[REQUIREMENTS]
Establish how many lines in the material include the string "vẽtre" and report it as a lone number.
::: TASK INPUT
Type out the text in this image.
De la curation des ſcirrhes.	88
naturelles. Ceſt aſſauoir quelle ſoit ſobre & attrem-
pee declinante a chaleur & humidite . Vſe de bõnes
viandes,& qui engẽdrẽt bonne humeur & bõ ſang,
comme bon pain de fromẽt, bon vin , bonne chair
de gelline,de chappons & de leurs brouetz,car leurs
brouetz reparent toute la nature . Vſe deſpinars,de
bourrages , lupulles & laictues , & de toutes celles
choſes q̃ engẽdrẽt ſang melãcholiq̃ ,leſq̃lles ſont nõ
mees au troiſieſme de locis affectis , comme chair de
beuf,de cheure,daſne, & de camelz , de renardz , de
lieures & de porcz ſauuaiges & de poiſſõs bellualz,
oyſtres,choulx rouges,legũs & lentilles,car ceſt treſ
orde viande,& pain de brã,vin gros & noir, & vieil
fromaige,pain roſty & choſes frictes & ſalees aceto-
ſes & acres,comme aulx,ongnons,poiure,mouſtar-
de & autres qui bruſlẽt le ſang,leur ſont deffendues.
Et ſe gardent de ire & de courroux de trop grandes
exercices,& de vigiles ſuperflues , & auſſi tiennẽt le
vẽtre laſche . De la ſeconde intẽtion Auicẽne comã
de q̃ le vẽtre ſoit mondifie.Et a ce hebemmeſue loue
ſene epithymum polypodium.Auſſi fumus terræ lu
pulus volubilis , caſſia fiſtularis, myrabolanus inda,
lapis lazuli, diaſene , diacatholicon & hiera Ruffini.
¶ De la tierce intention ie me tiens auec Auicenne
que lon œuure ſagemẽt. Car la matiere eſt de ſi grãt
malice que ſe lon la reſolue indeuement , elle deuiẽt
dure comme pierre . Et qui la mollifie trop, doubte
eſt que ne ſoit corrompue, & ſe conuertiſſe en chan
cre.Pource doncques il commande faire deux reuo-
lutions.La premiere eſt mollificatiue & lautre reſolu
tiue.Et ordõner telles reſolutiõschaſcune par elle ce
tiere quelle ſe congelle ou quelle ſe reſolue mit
::::::
[RESPONSE FOR THIS EXERCISE]
2